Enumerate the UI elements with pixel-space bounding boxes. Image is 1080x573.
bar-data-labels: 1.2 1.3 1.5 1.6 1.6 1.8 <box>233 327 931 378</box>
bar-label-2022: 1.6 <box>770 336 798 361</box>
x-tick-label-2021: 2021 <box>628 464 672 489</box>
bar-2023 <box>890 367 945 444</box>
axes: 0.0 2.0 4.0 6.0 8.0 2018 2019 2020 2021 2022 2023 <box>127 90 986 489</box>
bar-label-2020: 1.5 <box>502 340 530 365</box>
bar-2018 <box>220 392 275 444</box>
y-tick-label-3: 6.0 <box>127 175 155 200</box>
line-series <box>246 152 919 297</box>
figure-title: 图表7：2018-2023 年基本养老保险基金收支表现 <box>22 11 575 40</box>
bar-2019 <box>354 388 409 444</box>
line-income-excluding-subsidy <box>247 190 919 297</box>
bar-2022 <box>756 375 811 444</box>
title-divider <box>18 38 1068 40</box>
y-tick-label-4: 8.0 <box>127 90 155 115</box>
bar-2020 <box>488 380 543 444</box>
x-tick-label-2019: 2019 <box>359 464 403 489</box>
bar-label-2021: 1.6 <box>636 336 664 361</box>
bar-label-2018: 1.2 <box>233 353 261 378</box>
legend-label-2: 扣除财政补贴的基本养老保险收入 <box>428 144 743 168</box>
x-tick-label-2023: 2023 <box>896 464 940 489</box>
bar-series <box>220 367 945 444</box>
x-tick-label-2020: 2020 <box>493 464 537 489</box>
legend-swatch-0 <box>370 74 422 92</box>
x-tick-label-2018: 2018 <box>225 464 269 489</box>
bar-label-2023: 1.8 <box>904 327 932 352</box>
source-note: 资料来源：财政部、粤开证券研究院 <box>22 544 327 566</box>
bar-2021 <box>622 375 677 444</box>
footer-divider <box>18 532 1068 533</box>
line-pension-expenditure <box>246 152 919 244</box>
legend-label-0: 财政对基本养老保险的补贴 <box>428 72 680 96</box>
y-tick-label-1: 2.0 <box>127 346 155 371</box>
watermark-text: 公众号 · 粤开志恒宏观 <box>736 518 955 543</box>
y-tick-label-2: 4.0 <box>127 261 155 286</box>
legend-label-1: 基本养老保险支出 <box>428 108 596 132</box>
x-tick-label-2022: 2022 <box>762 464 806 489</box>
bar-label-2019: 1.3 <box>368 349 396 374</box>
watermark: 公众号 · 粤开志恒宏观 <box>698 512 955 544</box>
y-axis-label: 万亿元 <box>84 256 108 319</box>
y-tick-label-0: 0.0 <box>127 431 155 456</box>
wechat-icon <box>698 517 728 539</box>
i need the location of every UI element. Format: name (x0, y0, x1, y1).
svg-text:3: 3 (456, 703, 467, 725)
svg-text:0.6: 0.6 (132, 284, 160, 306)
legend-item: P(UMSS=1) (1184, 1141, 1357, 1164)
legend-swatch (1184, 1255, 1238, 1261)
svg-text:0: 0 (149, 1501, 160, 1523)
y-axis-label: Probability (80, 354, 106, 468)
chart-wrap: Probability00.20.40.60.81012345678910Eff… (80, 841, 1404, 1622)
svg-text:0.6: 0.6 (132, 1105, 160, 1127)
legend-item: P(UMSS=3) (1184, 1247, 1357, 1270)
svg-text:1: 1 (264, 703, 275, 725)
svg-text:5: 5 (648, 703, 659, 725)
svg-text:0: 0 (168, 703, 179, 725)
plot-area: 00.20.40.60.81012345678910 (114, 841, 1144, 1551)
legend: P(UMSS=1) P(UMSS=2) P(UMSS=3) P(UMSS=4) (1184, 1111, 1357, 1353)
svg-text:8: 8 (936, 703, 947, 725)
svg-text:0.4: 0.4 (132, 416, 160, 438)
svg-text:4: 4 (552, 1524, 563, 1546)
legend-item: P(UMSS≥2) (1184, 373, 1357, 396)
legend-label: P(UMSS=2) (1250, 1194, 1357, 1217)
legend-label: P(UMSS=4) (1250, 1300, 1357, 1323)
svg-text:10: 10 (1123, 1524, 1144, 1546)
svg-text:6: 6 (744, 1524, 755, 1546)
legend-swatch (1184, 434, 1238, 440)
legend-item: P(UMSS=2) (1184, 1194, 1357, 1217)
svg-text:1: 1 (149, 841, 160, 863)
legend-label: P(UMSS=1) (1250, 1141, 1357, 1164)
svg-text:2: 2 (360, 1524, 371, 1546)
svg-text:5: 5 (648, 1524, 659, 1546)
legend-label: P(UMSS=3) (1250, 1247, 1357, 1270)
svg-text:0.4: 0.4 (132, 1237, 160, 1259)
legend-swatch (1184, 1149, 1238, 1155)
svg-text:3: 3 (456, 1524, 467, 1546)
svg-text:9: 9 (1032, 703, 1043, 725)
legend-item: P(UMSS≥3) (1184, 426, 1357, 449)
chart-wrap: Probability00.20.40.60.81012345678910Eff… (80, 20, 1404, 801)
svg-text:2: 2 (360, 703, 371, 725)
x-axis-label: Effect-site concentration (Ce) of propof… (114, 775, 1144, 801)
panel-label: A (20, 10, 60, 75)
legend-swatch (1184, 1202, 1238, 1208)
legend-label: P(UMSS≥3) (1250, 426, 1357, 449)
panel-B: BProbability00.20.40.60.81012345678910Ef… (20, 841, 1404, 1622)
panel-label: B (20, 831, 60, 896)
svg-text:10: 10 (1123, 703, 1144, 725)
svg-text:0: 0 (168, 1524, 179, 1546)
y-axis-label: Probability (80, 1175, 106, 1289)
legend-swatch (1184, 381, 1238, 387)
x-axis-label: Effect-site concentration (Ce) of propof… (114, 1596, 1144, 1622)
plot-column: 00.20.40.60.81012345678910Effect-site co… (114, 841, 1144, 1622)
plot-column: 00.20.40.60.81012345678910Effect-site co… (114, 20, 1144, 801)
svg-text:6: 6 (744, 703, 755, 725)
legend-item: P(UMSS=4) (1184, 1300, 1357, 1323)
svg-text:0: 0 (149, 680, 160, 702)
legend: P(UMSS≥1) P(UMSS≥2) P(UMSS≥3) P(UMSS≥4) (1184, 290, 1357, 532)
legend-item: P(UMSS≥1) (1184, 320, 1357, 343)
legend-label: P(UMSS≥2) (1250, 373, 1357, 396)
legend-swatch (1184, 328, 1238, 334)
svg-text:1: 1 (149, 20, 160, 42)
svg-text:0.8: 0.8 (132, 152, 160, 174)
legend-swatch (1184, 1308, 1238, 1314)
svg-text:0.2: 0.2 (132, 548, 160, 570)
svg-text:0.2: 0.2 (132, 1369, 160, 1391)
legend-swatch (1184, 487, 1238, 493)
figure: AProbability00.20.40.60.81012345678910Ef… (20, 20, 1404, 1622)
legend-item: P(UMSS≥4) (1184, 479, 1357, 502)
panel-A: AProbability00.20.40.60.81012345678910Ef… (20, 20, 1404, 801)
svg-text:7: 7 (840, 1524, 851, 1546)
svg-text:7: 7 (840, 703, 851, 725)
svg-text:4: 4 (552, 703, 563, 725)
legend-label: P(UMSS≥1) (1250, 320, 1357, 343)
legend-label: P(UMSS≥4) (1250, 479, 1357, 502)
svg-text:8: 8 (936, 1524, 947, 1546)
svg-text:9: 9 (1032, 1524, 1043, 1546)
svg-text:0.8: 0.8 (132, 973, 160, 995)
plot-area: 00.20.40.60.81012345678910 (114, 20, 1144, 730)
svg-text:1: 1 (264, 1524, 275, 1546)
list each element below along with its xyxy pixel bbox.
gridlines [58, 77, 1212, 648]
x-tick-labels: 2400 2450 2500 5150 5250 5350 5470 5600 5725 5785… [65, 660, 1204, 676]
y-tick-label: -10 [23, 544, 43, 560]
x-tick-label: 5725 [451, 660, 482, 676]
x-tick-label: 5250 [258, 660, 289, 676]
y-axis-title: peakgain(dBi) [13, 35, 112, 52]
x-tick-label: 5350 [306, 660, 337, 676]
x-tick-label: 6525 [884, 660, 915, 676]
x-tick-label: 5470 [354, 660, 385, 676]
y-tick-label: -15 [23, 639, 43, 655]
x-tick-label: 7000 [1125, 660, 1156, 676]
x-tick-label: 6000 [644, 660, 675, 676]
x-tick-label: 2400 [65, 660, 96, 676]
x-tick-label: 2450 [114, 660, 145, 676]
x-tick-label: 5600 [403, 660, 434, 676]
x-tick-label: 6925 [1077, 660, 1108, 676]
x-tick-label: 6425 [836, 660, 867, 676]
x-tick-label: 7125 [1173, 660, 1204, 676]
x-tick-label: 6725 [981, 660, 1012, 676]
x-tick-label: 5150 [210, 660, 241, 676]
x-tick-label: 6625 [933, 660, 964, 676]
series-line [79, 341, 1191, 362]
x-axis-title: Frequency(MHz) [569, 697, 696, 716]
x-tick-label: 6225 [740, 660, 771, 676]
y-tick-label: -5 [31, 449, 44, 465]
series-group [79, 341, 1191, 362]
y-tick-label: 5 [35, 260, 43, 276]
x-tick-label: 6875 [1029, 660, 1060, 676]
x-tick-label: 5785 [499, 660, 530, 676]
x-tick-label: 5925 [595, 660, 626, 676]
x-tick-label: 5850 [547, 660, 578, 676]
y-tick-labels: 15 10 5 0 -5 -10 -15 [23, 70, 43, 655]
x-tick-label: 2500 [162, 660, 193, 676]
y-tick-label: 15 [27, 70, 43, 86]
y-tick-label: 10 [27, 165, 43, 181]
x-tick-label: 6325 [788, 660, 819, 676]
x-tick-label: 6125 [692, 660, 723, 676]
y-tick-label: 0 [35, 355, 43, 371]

• 任务目标:
从上方各行中摘出所有含有字符串“wrap”的行，并照原样逐行抄录。

• 练习答案:
chart-wrap: Probability00.20.40.60.81012345678910Eff… (80, 841, 1404, 1622)
chart-wrap: Probability00.20.40.60.81012345678910Eff… (80, 20, 1404, 801)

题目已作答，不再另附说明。